### The problem:
Render the items as a JSON list of strings, one string per line with blank lines omitted, starting at the first line of the items and ending at the line that contains "box-icon [50, 568, 68, 584]", with both ends included.

### Stored rows:

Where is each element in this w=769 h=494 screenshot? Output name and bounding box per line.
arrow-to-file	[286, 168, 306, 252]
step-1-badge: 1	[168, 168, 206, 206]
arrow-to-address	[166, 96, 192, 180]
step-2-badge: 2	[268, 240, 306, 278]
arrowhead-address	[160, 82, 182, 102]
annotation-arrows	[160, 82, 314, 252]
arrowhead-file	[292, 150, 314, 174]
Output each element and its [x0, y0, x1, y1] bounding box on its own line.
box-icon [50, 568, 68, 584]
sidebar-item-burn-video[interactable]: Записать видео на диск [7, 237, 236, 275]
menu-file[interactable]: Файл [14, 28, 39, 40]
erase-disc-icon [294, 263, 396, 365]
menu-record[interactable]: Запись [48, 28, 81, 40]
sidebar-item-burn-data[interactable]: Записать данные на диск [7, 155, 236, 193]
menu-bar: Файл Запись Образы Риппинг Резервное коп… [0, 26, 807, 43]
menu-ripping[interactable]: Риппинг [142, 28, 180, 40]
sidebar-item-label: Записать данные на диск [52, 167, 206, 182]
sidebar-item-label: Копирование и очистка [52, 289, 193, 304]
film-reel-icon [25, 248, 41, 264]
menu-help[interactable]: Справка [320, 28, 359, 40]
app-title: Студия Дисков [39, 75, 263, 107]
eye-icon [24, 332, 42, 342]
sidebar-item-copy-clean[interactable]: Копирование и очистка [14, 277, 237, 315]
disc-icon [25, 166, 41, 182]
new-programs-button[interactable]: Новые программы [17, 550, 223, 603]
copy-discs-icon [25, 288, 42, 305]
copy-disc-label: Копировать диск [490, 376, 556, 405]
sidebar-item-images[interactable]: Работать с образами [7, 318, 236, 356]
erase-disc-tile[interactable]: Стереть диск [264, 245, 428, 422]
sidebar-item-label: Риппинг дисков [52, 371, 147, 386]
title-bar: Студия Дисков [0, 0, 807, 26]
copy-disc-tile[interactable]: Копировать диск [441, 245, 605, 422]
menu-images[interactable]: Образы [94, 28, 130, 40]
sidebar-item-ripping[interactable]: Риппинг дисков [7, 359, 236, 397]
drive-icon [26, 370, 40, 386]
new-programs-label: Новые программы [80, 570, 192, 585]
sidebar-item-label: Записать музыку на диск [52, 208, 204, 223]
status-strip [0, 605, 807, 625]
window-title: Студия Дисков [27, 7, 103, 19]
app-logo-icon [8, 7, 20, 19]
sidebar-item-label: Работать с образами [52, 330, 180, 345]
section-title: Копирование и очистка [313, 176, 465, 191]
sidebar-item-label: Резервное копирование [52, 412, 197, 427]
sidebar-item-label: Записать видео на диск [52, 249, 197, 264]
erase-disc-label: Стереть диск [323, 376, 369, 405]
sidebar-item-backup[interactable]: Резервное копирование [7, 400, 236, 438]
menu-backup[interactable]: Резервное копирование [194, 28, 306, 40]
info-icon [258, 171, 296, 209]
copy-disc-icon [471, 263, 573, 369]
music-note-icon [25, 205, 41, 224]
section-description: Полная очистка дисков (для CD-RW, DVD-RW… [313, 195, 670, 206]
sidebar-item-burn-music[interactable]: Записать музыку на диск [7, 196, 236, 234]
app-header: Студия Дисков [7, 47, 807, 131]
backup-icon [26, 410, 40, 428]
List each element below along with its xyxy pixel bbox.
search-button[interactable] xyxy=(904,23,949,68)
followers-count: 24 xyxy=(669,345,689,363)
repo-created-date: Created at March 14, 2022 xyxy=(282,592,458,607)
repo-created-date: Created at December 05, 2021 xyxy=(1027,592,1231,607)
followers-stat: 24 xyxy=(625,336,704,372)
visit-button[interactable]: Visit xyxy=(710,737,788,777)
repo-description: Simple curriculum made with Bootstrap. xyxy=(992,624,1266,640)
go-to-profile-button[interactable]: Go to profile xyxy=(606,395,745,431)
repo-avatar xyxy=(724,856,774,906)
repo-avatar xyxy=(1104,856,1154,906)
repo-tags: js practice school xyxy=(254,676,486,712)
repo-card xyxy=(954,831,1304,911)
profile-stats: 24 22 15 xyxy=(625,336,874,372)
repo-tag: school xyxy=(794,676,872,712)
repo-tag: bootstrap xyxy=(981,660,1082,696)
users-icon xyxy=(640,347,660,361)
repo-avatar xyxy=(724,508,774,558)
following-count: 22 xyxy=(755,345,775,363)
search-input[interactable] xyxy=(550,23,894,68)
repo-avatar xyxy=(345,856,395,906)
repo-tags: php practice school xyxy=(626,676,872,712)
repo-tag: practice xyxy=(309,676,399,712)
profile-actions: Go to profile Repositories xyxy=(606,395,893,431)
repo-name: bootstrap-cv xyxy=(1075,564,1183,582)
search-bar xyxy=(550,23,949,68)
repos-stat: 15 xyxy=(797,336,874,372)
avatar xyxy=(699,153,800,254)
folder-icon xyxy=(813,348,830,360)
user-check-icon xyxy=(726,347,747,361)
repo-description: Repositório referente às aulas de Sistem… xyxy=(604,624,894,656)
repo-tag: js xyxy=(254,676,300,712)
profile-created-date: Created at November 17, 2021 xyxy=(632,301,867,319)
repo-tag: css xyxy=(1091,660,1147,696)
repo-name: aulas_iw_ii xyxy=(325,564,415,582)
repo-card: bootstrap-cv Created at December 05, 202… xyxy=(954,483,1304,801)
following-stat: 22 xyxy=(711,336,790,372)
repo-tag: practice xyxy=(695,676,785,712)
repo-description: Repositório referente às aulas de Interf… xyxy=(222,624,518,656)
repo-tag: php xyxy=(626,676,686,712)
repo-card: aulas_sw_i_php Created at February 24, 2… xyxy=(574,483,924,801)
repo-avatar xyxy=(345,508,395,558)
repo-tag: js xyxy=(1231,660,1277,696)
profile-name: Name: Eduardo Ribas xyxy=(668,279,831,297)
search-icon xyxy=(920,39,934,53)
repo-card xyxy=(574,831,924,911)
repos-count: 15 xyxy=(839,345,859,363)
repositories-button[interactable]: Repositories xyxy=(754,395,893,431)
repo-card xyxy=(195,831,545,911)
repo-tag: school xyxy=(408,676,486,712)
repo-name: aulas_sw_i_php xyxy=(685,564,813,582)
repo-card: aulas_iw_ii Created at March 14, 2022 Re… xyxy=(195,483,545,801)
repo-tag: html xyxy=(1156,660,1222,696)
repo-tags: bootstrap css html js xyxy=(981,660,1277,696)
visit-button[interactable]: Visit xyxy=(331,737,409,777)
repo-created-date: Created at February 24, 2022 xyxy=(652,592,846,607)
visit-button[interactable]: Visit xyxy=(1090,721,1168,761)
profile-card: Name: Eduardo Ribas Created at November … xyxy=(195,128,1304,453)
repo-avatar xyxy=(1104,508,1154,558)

### The result:
[
  "Where is each element in this w=769 h=494 screenshot? Output name and bounding box per line.",
  "arrow-to-file\t[286, 168, 306, 252]",
  "step-1-badge: 1\t[168, 168, 206, 206]",
  "arrow-to-address\t[166, 96, 192, 180]",
  "step-2-badge: 2\t[268, 240, 306, 278]",
  "arrowhead-address\t[160, 82, 182, 102]",
  "annotation-arrows\t[160, 82, 314, 252]",
  "arrowhead-file\t[292, 150, 314, 174]",
  "Output each element and its [x0, y0, x1, y1] bounding box on its own line.",
  "box-icon [50, 568, 68, 584]"
]